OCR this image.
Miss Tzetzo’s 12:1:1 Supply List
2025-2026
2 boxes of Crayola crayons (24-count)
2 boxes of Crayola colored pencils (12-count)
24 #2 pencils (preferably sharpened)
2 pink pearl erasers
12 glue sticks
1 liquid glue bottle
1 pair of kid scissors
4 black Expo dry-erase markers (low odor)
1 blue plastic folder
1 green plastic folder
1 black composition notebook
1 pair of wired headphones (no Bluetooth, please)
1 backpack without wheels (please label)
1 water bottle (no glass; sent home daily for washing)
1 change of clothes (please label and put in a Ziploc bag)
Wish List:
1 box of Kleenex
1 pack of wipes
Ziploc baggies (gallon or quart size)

☆ ☆ ☆ ☆ ☆

Short problem: Output all of the material, please, exactly as it stands.

Exercise response:
OCR this image.
Miss Tzetzo’s 12:1:1 Supply List
2025-2026
2 boxes of Crayola crayons (24-count)
2 boxes of Crayola colored pencils (12-count)
24 #2 pencils (preferably sharpened)
2 pink pearl erasers
12 glue sticks
1 liquid glue bottle
1 pair of kid scissors
4 black Expo dry-erase markers (low odor)
1 blue plastic folder
1 green plastic folder
1 black composition notebook
1 pair of wired headphones (no Bluetooth, please)
1 backpack without wheels (please label)
1 water bottle (no glass; sent home daily for washing)
1 change of clothes (please label and put in a Ziploc bag)
Wish List:
1 box of Kleenex
1 pack of wipes
Ziploc baggies (gallon or quart size)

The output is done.